*** Input data
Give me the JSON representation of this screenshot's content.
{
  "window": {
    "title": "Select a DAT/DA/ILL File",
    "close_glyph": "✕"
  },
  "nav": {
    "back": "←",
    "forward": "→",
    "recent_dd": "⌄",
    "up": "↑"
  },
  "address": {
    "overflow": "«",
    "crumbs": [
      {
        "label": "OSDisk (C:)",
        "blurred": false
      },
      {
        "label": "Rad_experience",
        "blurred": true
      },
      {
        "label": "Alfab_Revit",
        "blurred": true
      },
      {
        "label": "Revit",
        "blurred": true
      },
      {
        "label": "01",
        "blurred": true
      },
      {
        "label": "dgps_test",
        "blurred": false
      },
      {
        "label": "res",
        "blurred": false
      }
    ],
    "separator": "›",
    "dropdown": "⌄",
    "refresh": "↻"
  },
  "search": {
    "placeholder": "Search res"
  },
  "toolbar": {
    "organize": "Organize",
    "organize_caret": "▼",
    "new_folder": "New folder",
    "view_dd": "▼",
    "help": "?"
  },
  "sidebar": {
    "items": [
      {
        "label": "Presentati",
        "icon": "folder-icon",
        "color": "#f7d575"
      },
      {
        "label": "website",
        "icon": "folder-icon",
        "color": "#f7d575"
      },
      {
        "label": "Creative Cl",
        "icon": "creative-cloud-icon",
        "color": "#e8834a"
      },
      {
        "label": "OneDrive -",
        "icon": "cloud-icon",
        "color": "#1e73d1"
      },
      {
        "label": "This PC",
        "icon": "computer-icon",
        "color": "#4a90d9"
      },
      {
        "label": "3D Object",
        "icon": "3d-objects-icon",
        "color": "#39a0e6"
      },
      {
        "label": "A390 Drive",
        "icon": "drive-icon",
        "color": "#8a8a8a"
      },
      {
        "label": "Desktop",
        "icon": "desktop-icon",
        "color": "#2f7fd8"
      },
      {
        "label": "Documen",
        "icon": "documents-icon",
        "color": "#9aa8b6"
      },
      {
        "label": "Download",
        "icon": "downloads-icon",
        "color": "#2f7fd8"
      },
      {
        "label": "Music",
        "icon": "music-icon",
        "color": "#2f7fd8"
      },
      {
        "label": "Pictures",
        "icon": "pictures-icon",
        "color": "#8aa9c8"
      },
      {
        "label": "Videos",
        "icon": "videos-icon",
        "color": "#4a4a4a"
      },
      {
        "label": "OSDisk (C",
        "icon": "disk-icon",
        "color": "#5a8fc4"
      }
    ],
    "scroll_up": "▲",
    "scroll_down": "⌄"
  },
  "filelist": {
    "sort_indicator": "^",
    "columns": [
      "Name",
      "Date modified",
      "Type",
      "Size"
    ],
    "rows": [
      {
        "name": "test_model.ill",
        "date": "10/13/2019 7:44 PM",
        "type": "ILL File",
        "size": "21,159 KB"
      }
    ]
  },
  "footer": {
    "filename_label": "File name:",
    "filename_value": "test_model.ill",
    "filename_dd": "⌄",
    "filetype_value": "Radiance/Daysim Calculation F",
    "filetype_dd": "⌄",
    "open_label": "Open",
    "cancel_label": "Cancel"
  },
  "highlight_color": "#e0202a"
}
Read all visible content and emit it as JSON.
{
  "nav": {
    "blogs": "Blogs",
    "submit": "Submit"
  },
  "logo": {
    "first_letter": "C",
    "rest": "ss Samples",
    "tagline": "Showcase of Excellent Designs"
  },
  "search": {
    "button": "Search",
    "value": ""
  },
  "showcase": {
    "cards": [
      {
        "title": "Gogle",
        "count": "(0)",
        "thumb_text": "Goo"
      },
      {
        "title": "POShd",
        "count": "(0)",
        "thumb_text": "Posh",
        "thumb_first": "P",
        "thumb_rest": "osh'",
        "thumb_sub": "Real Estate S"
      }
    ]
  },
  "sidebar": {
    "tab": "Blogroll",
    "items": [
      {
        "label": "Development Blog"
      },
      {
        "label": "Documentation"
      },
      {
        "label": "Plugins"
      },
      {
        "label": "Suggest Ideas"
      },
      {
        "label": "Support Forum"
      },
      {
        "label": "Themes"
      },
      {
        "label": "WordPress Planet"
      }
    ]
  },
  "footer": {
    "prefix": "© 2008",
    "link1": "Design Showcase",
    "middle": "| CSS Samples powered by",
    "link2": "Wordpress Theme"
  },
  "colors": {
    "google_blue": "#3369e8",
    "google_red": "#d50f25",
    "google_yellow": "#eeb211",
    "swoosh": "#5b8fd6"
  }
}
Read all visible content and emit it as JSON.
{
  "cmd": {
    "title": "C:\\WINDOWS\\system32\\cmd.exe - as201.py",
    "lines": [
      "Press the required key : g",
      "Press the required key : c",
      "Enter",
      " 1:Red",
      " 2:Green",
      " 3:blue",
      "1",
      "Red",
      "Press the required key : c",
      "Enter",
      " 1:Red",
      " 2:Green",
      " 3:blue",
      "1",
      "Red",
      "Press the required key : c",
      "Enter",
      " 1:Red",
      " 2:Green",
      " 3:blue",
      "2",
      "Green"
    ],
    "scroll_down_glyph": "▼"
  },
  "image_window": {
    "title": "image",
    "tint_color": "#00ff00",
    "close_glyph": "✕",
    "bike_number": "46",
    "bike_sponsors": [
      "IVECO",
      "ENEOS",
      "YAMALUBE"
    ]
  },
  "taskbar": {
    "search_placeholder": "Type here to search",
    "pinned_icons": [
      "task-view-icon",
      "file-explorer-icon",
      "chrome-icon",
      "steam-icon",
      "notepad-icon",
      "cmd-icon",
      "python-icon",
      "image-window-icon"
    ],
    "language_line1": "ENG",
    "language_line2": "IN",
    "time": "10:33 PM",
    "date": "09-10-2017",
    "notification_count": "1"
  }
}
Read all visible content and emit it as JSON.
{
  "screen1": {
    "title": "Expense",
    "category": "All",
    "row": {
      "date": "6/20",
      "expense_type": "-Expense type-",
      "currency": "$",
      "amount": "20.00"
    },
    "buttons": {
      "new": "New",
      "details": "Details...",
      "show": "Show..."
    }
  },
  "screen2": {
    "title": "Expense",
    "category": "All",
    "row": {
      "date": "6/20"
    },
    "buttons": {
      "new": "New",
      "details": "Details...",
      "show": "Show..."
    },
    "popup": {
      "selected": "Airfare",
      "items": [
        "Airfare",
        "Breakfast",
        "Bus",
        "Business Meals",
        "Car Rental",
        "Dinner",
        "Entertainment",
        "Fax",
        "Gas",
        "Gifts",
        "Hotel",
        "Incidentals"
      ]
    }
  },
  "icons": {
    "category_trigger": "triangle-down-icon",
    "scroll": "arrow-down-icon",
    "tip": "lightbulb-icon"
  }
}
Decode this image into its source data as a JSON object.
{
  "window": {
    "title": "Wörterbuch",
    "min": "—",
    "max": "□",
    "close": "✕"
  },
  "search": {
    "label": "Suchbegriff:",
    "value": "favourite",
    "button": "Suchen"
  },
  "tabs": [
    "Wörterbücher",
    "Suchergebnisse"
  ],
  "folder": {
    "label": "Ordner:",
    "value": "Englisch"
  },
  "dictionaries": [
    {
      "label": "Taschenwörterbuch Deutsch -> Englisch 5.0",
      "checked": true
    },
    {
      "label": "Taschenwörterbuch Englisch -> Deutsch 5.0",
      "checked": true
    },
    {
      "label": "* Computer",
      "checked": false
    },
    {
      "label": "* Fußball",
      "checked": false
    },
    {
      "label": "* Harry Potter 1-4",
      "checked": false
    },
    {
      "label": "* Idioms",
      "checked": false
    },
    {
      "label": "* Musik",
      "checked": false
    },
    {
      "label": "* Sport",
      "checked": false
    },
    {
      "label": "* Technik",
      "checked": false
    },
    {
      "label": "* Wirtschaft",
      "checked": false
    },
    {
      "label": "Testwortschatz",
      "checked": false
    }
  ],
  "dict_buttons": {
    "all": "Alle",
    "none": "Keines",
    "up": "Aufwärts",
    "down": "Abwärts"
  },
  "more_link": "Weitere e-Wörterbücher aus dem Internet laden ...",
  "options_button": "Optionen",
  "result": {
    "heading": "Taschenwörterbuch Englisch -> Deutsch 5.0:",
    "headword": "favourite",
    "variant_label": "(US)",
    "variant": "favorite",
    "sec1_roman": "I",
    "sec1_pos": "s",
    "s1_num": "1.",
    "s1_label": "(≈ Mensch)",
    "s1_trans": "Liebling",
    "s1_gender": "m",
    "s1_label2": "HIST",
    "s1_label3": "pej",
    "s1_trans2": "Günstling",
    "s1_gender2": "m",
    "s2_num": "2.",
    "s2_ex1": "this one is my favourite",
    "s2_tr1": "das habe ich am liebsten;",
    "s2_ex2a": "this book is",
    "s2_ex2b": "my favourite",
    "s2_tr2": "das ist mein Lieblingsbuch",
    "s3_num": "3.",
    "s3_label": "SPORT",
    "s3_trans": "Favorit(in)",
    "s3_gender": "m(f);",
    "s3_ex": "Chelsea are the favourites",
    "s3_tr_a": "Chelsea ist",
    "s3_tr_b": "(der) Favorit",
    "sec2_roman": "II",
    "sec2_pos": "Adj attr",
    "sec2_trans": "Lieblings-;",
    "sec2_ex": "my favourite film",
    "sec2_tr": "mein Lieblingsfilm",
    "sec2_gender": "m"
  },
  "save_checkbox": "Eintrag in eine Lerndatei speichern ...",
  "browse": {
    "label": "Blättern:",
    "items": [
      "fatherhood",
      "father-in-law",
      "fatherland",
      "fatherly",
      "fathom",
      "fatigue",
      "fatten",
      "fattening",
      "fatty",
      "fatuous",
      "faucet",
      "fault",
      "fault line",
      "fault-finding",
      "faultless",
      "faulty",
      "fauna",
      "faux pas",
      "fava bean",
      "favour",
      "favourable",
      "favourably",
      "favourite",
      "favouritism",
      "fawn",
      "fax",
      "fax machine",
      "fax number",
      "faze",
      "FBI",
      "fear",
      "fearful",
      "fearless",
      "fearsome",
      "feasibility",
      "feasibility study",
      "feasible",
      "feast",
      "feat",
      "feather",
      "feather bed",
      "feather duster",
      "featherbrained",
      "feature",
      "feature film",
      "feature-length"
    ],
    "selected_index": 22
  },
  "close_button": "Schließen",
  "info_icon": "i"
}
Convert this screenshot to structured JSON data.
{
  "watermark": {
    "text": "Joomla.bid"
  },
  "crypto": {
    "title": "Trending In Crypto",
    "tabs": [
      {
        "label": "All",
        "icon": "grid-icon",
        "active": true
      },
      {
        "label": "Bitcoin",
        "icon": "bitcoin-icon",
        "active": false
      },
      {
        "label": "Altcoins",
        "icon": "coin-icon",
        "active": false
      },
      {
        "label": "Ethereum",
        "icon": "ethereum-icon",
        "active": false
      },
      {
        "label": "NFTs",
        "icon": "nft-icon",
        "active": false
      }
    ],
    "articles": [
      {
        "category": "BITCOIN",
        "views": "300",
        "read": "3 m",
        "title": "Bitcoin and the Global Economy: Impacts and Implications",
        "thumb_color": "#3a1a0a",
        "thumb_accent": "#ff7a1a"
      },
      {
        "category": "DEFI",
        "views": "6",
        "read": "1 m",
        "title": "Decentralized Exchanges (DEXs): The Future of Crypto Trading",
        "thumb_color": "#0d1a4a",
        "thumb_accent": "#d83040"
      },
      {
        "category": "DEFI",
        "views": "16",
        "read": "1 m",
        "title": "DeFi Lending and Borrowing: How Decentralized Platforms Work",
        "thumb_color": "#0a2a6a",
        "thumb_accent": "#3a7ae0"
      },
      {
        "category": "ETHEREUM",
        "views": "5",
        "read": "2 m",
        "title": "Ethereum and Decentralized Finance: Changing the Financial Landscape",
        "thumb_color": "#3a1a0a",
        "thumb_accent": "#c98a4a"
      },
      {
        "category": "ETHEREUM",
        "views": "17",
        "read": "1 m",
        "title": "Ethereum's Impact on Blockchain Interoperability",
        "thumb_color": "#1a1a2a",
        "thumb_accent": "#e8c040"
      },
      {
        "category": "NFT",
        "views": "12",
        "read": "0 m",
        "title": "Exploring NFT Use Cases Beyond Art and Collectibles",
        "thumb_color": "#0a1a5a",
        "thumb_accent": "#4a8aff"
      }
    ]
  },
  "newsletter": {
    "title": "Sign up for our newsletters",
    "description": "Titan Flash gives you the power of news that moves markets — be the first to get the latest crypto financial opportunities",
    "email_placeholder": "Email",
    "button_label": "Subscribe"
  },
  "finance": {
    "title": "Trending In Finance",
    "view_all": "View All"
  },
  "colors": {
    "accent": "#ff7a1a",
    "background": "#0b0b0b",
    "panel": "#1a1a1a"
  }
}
******
### Request
Copy in full each line that holds the word "views".

### Completed task
        "views": "300",
        "views": "6",
        "views": "16",
        "views": "5",
        "views": "17",
        "views": "12",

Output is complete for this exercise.